+++ DATA SHOWN
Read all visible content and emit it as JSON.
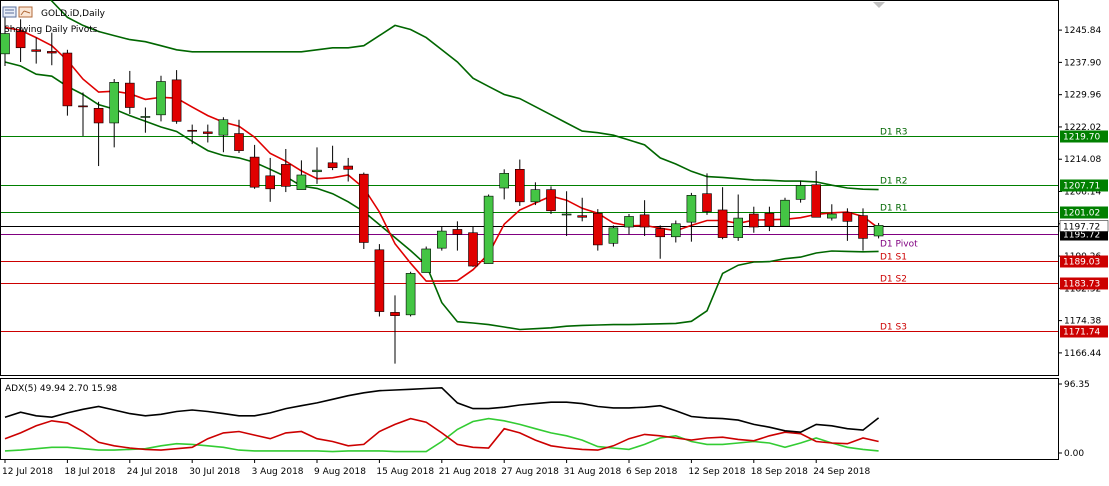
{
  "window": {
    "title": "GOLD.iD,Daily",
    "status_line": "Showing Daily Pivots.",
    "icon": "chart-window-icon"
  },
  "main_chart": {
    "price_axis": {
      "labels": [
        "1245.84",
        "1237.90",
        "1229.96",
        "1222.02",
        "1214.08",
        "1206.14",
        "1198.20",
        "1190.26",
        "1182.32",
        "1174.38",
        "1166.44"
      ]
    },
    "pivots": [
      {
        "name": "D1 R3",
        "price": 1219.7,
        "tag": "1219.70",
        "color": "#008000",
        "tag_color": "#008000"
      },
      {
        "name": "D1 R2",
        "price": 1207.71,
        "tag": "1207.71",
        "color": "#008000",
        "tag_color": "#008000"
      },
      {
        "name": "D1 R1",
        "price": 1201.02,
        "tag": "1201.02",
        "color": "#008000",
        "tag_color": "#008000"
      },
      {
        "name": "D1 Pivot",
        "price": 1195.72,
        "tag": "1195.72",
        "color": "#800080",
        "tag_color": "#000000"
      },
      {
        "name": "D1 S1",
        "price": 1189.03,
        "tag": "1189.03",
        "color": "#cc0000",
        "tag_color": "#cc0000"
      },
      {
        "name": "D1 S2",
        "price": 1183.73,
        "tag": "1183.73",
        "color": "#cc0000",
        "tag_color": "#cc0000"
      },
      {
        "name": "D1 S3",
        "price": 1171.74,
        "tag": "1171.74",
        "color": "#cc0000",
        "tag_color": "#cc0000"
      }
    ],
    "current_price_tag": "1197.72",
    "colors": {
      "bull": "#44c544",
      "bear": "#e00000",
      "band": "#006600",
      "ma": "#e00000"
    }
  },
  "chart_data": {
    "type": "candlestick",
    "series": [
      {
        "name": "GOLD.iD,Daily"
      }
    ],
    "candles": [
      {
        "o": 1240.0,
        "h": 1249.5,
        "l": 1237.0,
        "c": 1245.0
      },
      {
        "o": 1245.5,
        "h": 1248.5,
        "l": 1238.0,
        "c": 1241.5
      },
      {
        "o": 1241.0,
        "h": 1244.0,
        "l": 1237.6,
        "c": 1240.6
      },
      {
        "o": 1240.6,
        "h": 1245.2,
        "l": 1237.2,
        "c": 1240.2
      },
      {
        "o": 1240.2,
        "h": 1241.0,
        "l": 1224.8,
        "c": 1227.2
      },
      {
        "o": 1227.2,
        "h": 1230.5,
        "l": 1219.8,
        "c": 1227.0
      },
      {
        "o": 1226.6,
        "h": 1228.2,
        "l": 1212.4,
        "c": 1223.0
      },
      {
        "o": 1223.0,
        "h": 1233.8,
        "l": 1217.0,
        "c": 1233.0
      },
      {
        "o": 1232.8,
        "h": 1235.8,
        "l": 1225.2,
        "c": 1226.8
      },
      {
        "o": 1224.6,
        "h": 1226.8,
        "l": 1220.6,
        "c": 1224.6
      },
      {
        "o": 1225.0,
        "h": 1234.6,
        "l": 1223.4,
        "c": 1233.2
      },
      {
        "o": 1233.6,
        "h": 1236.0,
        "l": 1222.8,
        "c": 1223.4
      },
      {
        "o": 1221.2,
        "h": 1222.6,
        "l": 1217.8,
        "c": 1221.0
      },
      {
        "o": 1220.8,
        "h": 1222.6,
        "l": 1218.2,
        "c": 1220.4
      },
      {
        "o": 1220.0,
        "h": 1224.4,
        "l": 1215.8,
        "c": 1223.8
      },
      {
        "o": 1220.4,
        "h": 1223.8,
        "l": 1215.6,
        "c": 1216.2
      },
      {
        "o": 1214.6,
        "h": 1217.6,
        "l": 1206.8,
        "c": 1207.2
      },
      {
        "o": 1210.0,
        "h": 1214.4,
        "l": 1203.6,
        "c": 1206.8
      },
      {
        "o": 1212.8,
        "h": 1216.6,
        "l": 1206.0,
        "c": 1207.4
      },
      {
        "o": 1206.6,
        "h": 1213.8,
        "l": 1206.6,
        "c": 1210.2
      },
      {
        "o": 1211.0,
        "h": 1217.0,
        "l": 1208.0,
        "c": 1211.4
      },
      {
        "o": 1213.2,
        "h": 1217.4,
        "l": 1211.4,
        "c": 1212.0
      },
      {
        "o": 1212.4,
        "h": 1214.4,
        "l": 1208.6,
        "c": 1211.6
      },
      {
        "o": 1210.4,
        "h": 1210.8,
        "l": 1192.0,
        "c": 1193.6
      },
      {
        "o": 1191.8,
        "h": 1193.2,
        "l": 1175.4,
        "c": 1176.6
      },
      {
        "o": 1176.4,
        "h": 1180.6,
        "l": 1163.8,
        "c": 1175.6
      },
      {
        "o": 1175.8,
        "h": 1186.4,
        "l": 1175.4,
        "c": 1186.0
      },
      {
        "o": 1186.2,
        "h": 1192.6,
        "l": 1186.2,
        "c": 1192.0
      },
      {
        "o": 1192.2,
        "h": 1197.6,
        "l": 1191.6,
        "c": 1196.4
      },
      {
        "o": 1196.8,
        "h": 1198.8,
        "l": 1191.6,
        "c": 1195.6
      },
      {
        "o": 1196.0,
        "h": 1197.6,
        "l": 1187.6,
        "c": 1187.8
      },
      {
        "o": 1188.4,
        "h": 1205.4,
        "l": 1188.4,
        "c": 1205.0
      },
      {
        "o": 1207.0,
        "h": 1211.6,
        "l": 1204.2,
        "c": 1210.6
      },
      {
        "o": 1211.6,
        "h": 1214.0,
        "l": 1202.6,
        "c": 1203.6
      },
      {
        "o": 1203.6,
        "h": 1208.4,
        "l": 1202.8,
        "c": 1206.6
      },
      {
        "o": 1206.6,
        "h": 1207.4,
        "l": 1200.6,
        "c": 1201.4
      },
      {
        "o": 1200.4,
        "h": 1206.2,
        "l": 1195.2,
        "c": 1200.6
      },
      {
        "o": 1200.2,
        "h": 1204.6,
        "l": 1198.8,
        "c": 1199.8
      },
      {
        "o": 1200.8,
        "h": 1201.8,
        "l": 1191.6,
        "c": 1193.0
      },
      {
        "o": 1193.4,
        "h": 1197.8,
        "l": 1192.6,
        "c": 1197.2
      },
      {
        "o": 1197.4,
        "h": 1200.6,
        "l": 1195.6,
        "c": 1200.0
      },
      {
        "o": 1200.4,
        "h": 1204.0,
        "l": 1195.2,
        "c": 1197.4
      },
      {
        "o": 1197.0,
        "h": 1197.8,
        "l": 1189.6,
        "c": 1195.0
      },
      {
        "o": 1195.0,
        "h": 1199.0,
        "l": 1193.6,
        "c": 1198.2
      },
      {
        "o": 1198.6,
        "h": 1205.8,
        "l": 1193.8,
        "c": 1205.2
      },
      {
        "o": 1205.6,
        "h": 1210.6,
        "l": 1200.4,
        "c": 1201.2
      },
      {
        "o": 1201.6,
        "h": 1207.2,
        "l": 1194.4,
        "c": 1194.8
      },
      {
        "o": 1194.8,
        "h": 1205.4,
        "l": 1194.0,
        "c": 1199.6
      },
      {
        "o": 1200.6,
        "h": 1202.4,
        "l": 1196.0,
        "c": 1197.4
      },
      {
        "o": 1200.8,
        "h": 1202.4,
        "l": 1196.4,
        "c": 1197.6
      },
      {
        "o": 1197.6,
        "h": 1204.6,
        "l": 1197.6,
        "c": 1204.0
      },
      {
        "o": 1204.2,
        "h": 1208.8,
        "l": 1203.4,
        "c": 1207.6
      },
      {
        "o": 1207.8,
        "h": 1211.2,
        "l": 1199.8,
        "c": 1199.8
      },
      {
        "o": 1199.6,
        "h": 1203.0,
        "l": 1199.0,
        "c": 1200.6
      },
      {
        "o": 1201.0,
        "h": 1202.0,
        "l": 1194.0,
        "c": 1198.8
      },
      {
        "o": 1200.2,
        "h": 1202.0,
        "l": 1191.6,
        "c": 1194.6
      },
      {
        "o": 1195.2,
        "h": 1198.4,
        "l": 1194.6,
        "c": 1197.8
      }
    ],
    "upper_band": [
      1266,
      1262,
      1257,
      1253,
      1249,
      1247,
      1245.5,
      1244.5,
      1243.5,
      1243,
      1242,
      1241,
      1240.5,
      1240.5,
      1240.5,
      1240.5,
      1240.5,
      1240.5,
      1240.5,
      1240.5,
      1241,
      1241.5,
      1241.5,
      1242,
      1244.5,
      1247,
      1246,
      1244,
      1241,
      1238,
      1234,
      1232,
      1230,
      1229,
      1227,
      1225,
      1223,
      1221,
      1220.6,
      1220,
      1218.8,
      1217.6,
      1214.4,
      1212.9,
      1211.1,
      1209.8,
      1209.6,
      1209.3,
      1209.0,
      1208.9,
      1208.7,
      1208.7,
      1208.5,
      1207.7,
      1207.0,
      1206.7,
      1206.6
    ],
    "lower_band": [
      1238,
      1237,
      1235,
      1234.5,
      1232,
      1230,
      1227.5,
      1226.4,
      1224.8,
      1223.4,
      1222.0,
      1220.9,
      1218.5,
      1216.2,
      1215.0,
      1214.4,
      1213.3,
      1211.6,
      1209.8,
      1207.5,
      1206.9,
      1205.6,
      1203.6,
      1201.2,
      1198.0,
      1194.8,
      1191.6,
      1188.1,
      1178.8,
      1174.1,
      1173.8,
      1173.4,
      1172.8,
      1172.2,
      1172.4,
      1172.6,
      1173.0,
      1173.2,
      1173.3,
      1173.4,
      1173.4,
      1173.5,
      1173.6,
      1173.7,
      1174.2,
      1176.8,
      1186.0,
      1188.0,
      1188.8,
      1188.9,
      1189.6,
      1190.0,
      1191.0,
      1191.5,
      1191.4,
      1191.3,
      1191.4
    ],
    "moving_average": [
      1246.5,
      1245.8,
      1244.0,
      1242.0,
      1238.4,
      1233.8,
      1230.6,
      1230.8,
      1230.2,
      1228.8,
      1229.3,
      1229.1,
      1226.9,
      1224.8,
      1223.2,
      1222.2,
      1219.5,
      1215.5,
      1213.6,
      1211.2,
      1209.3,
      1209.5,
      1210.2,
      1207.0,
      1201.1,
      1193.3,
      1188.5,
      1184.1,
      1184.1,
      1184.2,
      1186.9,
      1190.8,
      1198.1,
      1201.6,
      1203.3,
      1205.0,
      1204.0,
      1202.0,
      1200.8,
      1198.4,
      1197.7,
      1197.8,
      1197.1,
      1196.5,
      1197.8,
      1199.0,
      1199.0,
      1198.3,
      1199.1,
      1199.2,
      1199.3,
      1199.7,
      1200.5,
      1200.9,
      1201.1,
      1200.0,
      1197.1
    ],
    "ylim": [
      1161.0,
      1253.0
    ]
  },
  "adx_panel": {
    "title": "ADX(5) 49.94 2.70 15.98",
    "axis_labels": [
      "96.35",
      "0.00"
    ],
    "ylim": [
      0,
      96.35
    ],
    "adx": [
      50,
      57,
      52,
      50,
      56,
      61,
      65,
      60,
      55,
      52,
      54,
      58,
      60,
      58,
      55,
      52,
      52,
      56,
      62,
      66,
      70,
      75,
      80,
      84,
      87,
      88,
      89,
      90,
      91,
      70,
      62,
      62,
      64,
      67,
      69,
      71,
      71,
      69,
      65,
      63,
      63,
      64,
      66,
      59,
      51,
      49,
      48,
      46,
      40,
      36,
      31,
      29,
      40,
      38,
      34,
      32,
      49
    ],
    "plus_di": [
      3,
      4,
      6,
      8,
      8,
      6,
      4,
      4,
      5,
      6,
      10,
      13,
      12,
      10,
      8,
      4,
      3,
      3,
      3,
      3,
      3,
      2,
      3,
      3,
      3,
      2,
      2,
      2,
      16,
      33,
      44,
      48,
      45,
      40,
      34,
      28,
      24,
      18,
      9,
      7,
      5,
      12,
      21,
      24,
      16,
      12,
      12,
      14,
      16,
      14,
      8,
      14,
      21,
      14,
      8,
      5,
      3
    ],
    "minus_di": [
      20,
      28,
      38,
      45,
      42,
      30,
      15,
      10,
      7,
      5,
      4,
      6,
      8,
      20,
      28,
      30,
      25,
      20,
      28,
      30,
      20,
      16,
      10,
      12,
      30,
      40,
      48,
      43,
      28,
      12,
      8,
      7,
      34,
      28,
      18,
      10,
      7,
      5,
      4,
      10,
      20,
      26,
      24,
      21,
      18,
      21,
      22,
      19,
      17,
      24,
      29,
      27,
      16,
      14,
      13,
      21,
      16
    ],
    "colors": {
      "adx": "#000000",
      "plus_di": "#33cc33",
      "minus_di": "#cc0000"
    }
  },
  "time_axis": {
    "labels": [
      {
        "text": "12 Jul 2018",
        "bar": 0
      },
      {
        "text": "18 Jul 2018",
        "bar": 4
      },
      {
        "text": "24 Jul 2018",
        "bar": 8
      },
      {
        "text": "30 Jul 2018",
        "bar": 12
      },
      {
        "text": "3 Aug 2018",
        "bar": 16
      },
      {
        "text": "9 Aug 2018",
        "bar": 20
      },
      {
        "text": "15 Aug 2018",
        "bar": 24
      },
      {
        "text": "21 Aug 2018",
        "bar": 28
      },
      {
        "text": "27 Aug 2018",
        "bar": 32
      },
      {
        "text": "31 Aug 2018",
        "bar": 36
      },
      {
        "text": "6 Sep 2018",
        "bar": 40
      },
      {
        "text": "12 Sep 2018",
        "bar": 44
      },
      {
        "text": "18 Sep 2018",
        "bar": 48
      },
      {
        "text": "24 Sep 2018",
        "bar": 52
      }
    ]
  }
}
++++++
** YOUR GOAL **
Determine how many lines of the listing above hold the word "GOLD". Report that number without anything else.

** REPLY **
2